WORK REQUIRED: In the entries below, find every line with "Precipitation" and copy it.

DATA FOR PROCESSING:
^^^^^^^^^^^^^^^^

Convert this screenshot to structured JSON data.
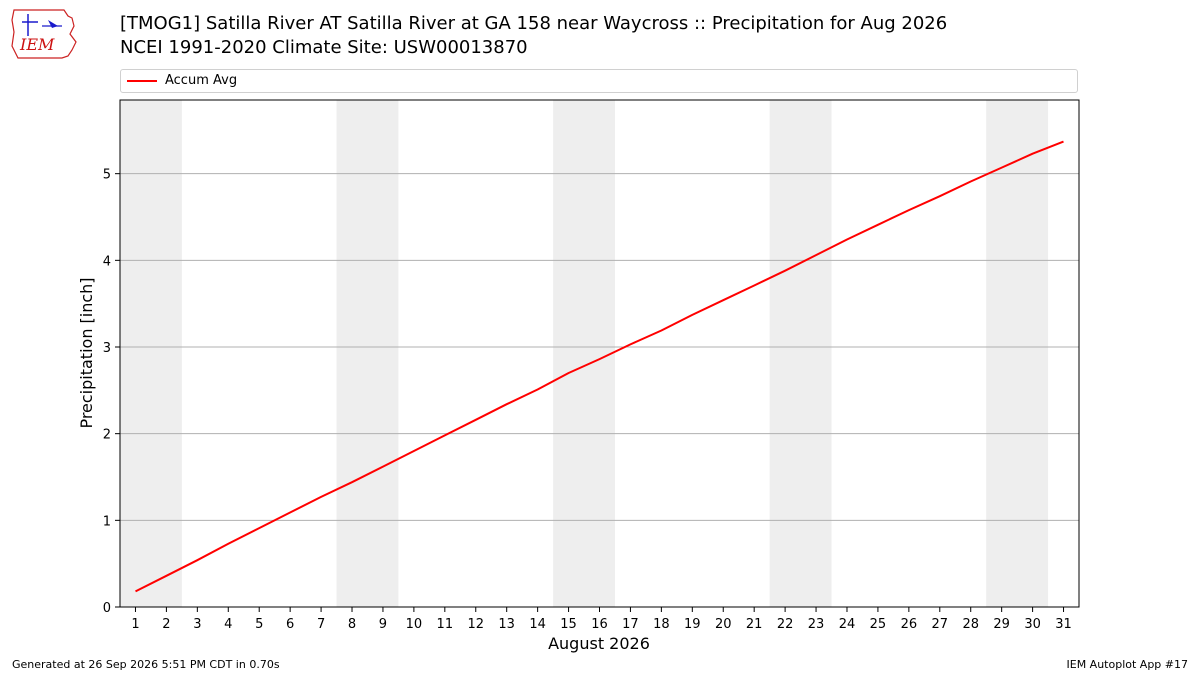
{
  "header": {
    "logo_text": "IEM",
    "title_line1": "[TMOG1] Satilla River  AT Satilla River at GA 158 near Waycross :: Precipitation for Aug 2026",
    "title_line2": "NCEI 1991-2020 Climate Site: USW00013870"
  },
  "footer": {
    "generated": "Generated at 26 Sep 2026 5:51 PM CDT in 0.70s",
    "app": "IEM Autoplot App #17"
  },
  "colors": {
    "series": "#ff0000",
    "weekend_band": "#eeeeee",
    "grid": "#b0b0b0"
  },
  "chart_data": {
    "type": "line",
    "xlabel": "August 2026",
    "ylabel": "Precipitation [inch]",
    "xlim": [
      0.5,
      31.5
    ],
    "ylim": [
      0,
      5.85
    ],
    "yticks": [
      0,
      1,
      2,
      3,
      4,
      5
    ],
    "grid": "horizontal",
    "legend_placement": "top",
    "weekend_bands": [
      [
        1,
        2
      ],
      [
        8,
        9
      ],
      [
        15,
        16
      ],
      [
        22,
        23
      ],
      [
        29,
        30
      ]
    ],
    "x": [
      1,
      2,
      3,
      4,
      5,
      6,
      7,
      8,
      9,
      10,
      11,
      12,
      13,
      14,
      15,
      16,
      17,
      18,
      19,
      20,
      21,
      22,
      23,
      24,
      25,
      26,
      27,
      28,
      29,
      30,
      31
    ],
    "x_tick_labels": [
      "1",
      "2",
      "3",
      "4",
      "5",
      "6",
      "7",
      "8",
      "9",
      "10",
      "11",
      "12",
      "13",
      "14",
      "15",
      "16",
      "17",
      "18",
      "19",
      "20",
      "21",
      "22",
      "23",
      "24",
      "25",
      "26",
      "27",
      "28",
      "29",
      "30",
      "31"
    ],
    "series": [
      {
        "name": "Accum Avg",
        "color": "#ff0000",
        "values": [
          0.18,
          0.36,
          0.54,
          0.73,
          0.91,
          1.09,
          1.27,
          1.44,
          1.62,
          1.8,
          1.98,
          2.16,
          2.34,
          2.51,
          2.7,
          2.86,
          3.03,
          3.19,
          3.37,
          3.54,
          3.71,
          3.88,
          4.06,
          4.24,
          4.41,
          4.58,
          4.74,
          4.91,
          5.07,
          5.23,
          5.37
        ]
      }
    ]
  }
}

^^^^^^^^^^^^^^^^

SOLUTION FOR THIS TASK:
    "title_line1": "[TMOG1] Satilla River  AT Satilla River at GA 158 near Waycross :: Precipitation for Aug 2026",
    "ylabel": "Precipitation [inch]",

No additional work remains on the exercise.